Records from a data collection
>>>>>
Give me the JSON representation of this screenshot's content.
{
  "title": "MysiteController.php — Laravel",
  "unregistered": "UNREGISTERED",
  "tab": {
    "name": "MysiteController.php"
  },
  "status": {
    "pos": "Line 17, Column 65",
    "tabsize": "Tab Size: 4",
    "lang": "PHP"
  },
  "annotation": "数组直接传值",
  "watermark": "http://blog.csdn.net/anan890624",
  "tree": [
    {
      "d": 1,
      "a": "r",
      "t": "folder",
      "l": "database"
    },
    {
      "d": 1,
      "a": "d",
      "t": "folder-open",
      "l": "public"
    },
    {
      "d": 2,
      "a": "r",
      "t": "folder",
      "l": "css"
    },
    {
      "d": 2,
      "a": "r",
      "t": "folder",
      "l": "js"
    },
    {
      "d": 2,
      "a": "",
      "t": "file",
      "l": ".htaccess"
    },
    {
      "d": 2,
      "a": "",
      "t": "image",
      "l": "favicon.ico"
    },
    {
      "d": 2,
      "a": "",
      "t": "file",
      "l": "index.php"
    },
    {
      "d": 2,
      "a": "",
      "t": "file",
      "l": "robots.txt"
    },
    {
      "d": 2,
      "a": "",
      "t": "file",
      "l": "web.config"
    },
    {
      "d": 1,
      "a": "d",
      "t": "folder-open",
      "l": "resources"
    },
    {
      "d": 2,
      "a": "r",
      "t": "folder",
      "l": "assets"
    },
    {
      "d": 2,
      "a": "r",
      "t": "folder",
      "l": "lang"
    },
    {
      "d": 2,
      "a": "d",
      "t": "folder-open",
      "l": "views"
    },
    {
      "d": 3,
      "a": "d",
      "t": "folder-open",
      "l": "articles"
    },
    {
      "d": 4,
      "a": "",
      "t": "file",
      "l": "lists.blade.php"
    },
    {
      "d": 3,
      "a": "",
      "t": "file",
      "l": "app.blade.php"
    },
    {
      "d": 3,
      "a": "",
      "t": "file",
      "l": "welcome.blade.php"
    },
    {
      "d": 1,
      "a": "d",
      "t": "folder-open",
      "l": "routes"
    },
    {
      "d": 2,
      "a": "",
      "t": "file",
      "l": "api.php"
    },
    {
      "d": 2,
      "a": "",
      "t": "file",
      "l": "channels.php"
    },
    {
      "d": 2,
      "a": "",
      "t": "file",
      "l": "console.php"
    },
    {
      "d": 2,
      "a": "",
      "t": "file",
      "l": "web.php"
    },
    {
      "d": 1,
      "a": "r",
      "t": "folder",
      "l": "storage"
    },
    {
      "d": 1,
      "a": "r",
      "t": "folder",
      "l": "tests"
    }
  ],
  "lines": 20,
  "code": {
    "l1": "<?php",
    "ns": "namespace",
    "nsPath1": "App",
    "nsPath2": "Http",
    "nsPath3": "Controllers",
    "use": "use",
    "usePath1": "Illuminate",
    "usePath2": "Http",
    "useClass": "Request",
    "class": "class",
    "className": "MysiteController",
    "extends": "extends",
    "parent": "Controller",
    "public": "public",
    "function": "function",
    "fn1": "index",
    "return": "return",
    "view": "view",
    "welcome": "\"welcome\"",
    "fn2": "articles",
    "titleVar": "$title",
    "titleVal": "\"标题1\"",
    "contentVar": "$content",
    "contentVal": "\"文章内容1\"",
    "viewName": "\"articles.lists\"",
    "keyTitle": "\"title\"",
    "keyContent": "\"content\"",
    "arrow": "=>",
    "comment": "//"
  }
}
<<<<<
Task directions
Write each line above out exactly.

Answer in full
Give me the JSON representation of this screenshot's content.
{
  "title": "MysiteController.php — Laravel",
  "unregistered": "UNREGISTERED",
  "tab": {
    "name": "MysiteController.php"
  },
  "status": {
    "pos": "Line 17, Column 65",
    "tabsize": "Tab Size: 4",
    "lang": "PHP"
  },
  "annotation": "数组直接传值",
  "watermark": "http://blog.csdn.net/anan890624",
  "tree": [
    {
      "d": 1,
      "a": "r",
      "t": "folder",
      "l": "database"
    },
    {
      "d": 1,
      "a": "d",
      "t": "folder-open",
      "l": "public"
    },
    {
      "d": 2,
      "a": "r",
      "t": "folder",
      "l": "css"
    },
    {
      "d": 2,
      "a": "r",
      "t": "folder",
      "l": "js"
    },
    {
      "d": 2,
      "a": "",
      "t": "file",
      "l": ".htaccess"
    },
    {
      "d": 2,
      "a": "",
      "t": "image",
      "l": "favicon.ico"
    },
    {
      "d": 2,
      "a": "",
      "t": "file",
      "l": "index.php"
    },
    {
      "d": 2,
      "a": "",
      "t": "file",
      "l": "robots.txt"
    },
    {
      "d": 2,
      "a": "",
      "t": "file",
      "l": "web.config"
    },
    {
      "d": 1,
      "a": "d",
      "t": "folder-open",
      "l": "resources"
    },
    {
      "d": 2,
      "a": "r",
      "t": "folder",
      "l": "assets"
    },
    {
      "d": 2,
      "a": "r",
      "t": "folder",
      "l": "lang"
    },
    {
      "d": 2,
      "a": "d",
      "t": "folder-open",
      "l": "views"
    },
    {
      "d": 3,
      "a": "d",
      "t": "folder-open",
      "l": "articles"
    },
    {
      "d": 4,
      "a": "",
      "t": "file",
      "l": "lists.blade.php"
    },
    {
      "d": 3,
      "a": "",
      "t": "file",
      "l": "app.blade.php"
    },
    {
      "d": 3,
      "a": "",
      "t": "file",
      "l": "welcome.blade.php"
    },
    {
      "d": 1,
      "a": "d",
      "t": "folder-open",
      "l": "routes"
    },
    {
      "d": 2,
      "a": "",
      "t": "file",
      "l": "api.php"
    },
    {
      "d": 2,
      "a": "",
      "t": "file",
      "l": "channels.php"
    },
    {
      "d": 2,
      "a": "",
      "t": "file",
      "l": "console.php"
    },
    {
      "d": 2,
      "a": "",
      "t": "file",
      "l": "web.php"
    },
    {
      "d": 1,
      "a": "r",
      "t": "folder",
      "l": "storage"
    },
    {
      "d": 1,
      "a": "r",
      "t": "folder",
      "l": "tests"
    }
  ],
  "lines": 20,
  "code": {
    "l1": "<?php",
    "ns": "namespace",
    "nsPath1": "App",
    "nsPath2": "Http",
    "nsPath3": "Controllers",
    "use": "use",
    "usePath1": "Illuminate",
    "usePath2": "Http",
    "useClass": "Request",
    "class": "class",
    "className": "MysiteController",
    "extends": "extends",
    "parent": "Controller",
    "public": "public",
    "function": "function",
    "fn1": "index",
    "return": "return",
    "view": "view",
    "welcome": "\"welcome\"",
    "fn2": "articles",
    "titleVar": "$title",
    "titleVal": "\"标题1\"",
    "contentVar": "$content",
    "contentVal": "\"文章内容1\"",
    "viewName": "\"articles.lists\"",
    "keyTitle": "\"title\"",
    "keyContent": "\"content\"",
    "arrow": "=>",
    "comment": "//"
  }
}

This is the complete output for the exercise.